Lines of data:
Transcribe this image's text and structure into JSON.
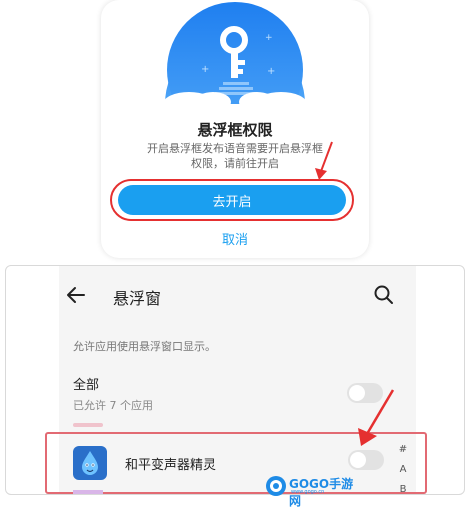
{
  "dialog": {
    "title": "悬浮框权限",
    "description": "开启悬浮框发布语音需要开启悬浮框\n权限，请前往开启",
    "primary_button": "去开启",
    "cancel_button": "取消"
  },
  "settings": {
    "header_title": "悬浮窗",
    "section_description": "允许应用使用悬浮窗口显示。",
    "all_label": "全部",
    "all_sublabel": "已允许 7 个应用",
    "all_toggle_on": false,
    "apps": [
      {
        "name": "和平变声器精灵",
        "toggle_on": false
      }
    ],
    "index_letters": [
      "#",
      "A",
      "B"
    ]
  },
  "watermark": {
    "text": "GOGO手游网",
    "subtext": "www.gogo.cn"
  },
  "colors": {
    "accent_blue": "#1a9ff0",
    "highlight_red": "#e53030",
    "toggle_off": "#e2e2e2"
  },
  "icons": {
    "back": "arrow-left-icon",
    "search": "search-icon",
    "illustration": "key-cloud-illustration",
    "app": "water-drop-app-icon"
  }
}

▶ **WHAT TO WORK ON**
Omit every picture, then reproduce the rest of the listing exactly.

▶ **RESPONSE FOR THIS EXERCISE**
Transcribe this image's text and structure into JSON.
{
  "dialog": {
    "title": "悬浮框权限",
    "description": "开启悬浮框发布语音需要开启悬浮框\n权限，请前往开启",
    "primary_button": "去开启",
    "cancel_button": "取消"
  },
  "settings": {
    "header_title": "悬浮窗",
    "section_description": "允许应用使用悬浮窗口显示。",
    "all_label": "全部",
    "all_sublabel": "已允许 7 个应用",
    "all_toggle_on": false,
    "apps": [
      {
        "name": "和平变声器精灵",
        "toggle_on": false
      }
    ],
    "index_letters": [
      "#",
      "A",
      "B"
    ]
  },
  "watermark": {
    "text": "GOGO手游网",
    "subtext": "www.gogo.cn"
  },
  "colors": {
    "accent_blue": "#1a9ff0",
    "highlight_red": "#e53030",
    "toggle_off": "#e2e2e2"
  },
  "icons": {
    "back": "arrow-left-icon",
    "search": "search-icon",
    "illustration": "key-cloud-illustration",
    "app": "water-drop-app-icon"
  }
}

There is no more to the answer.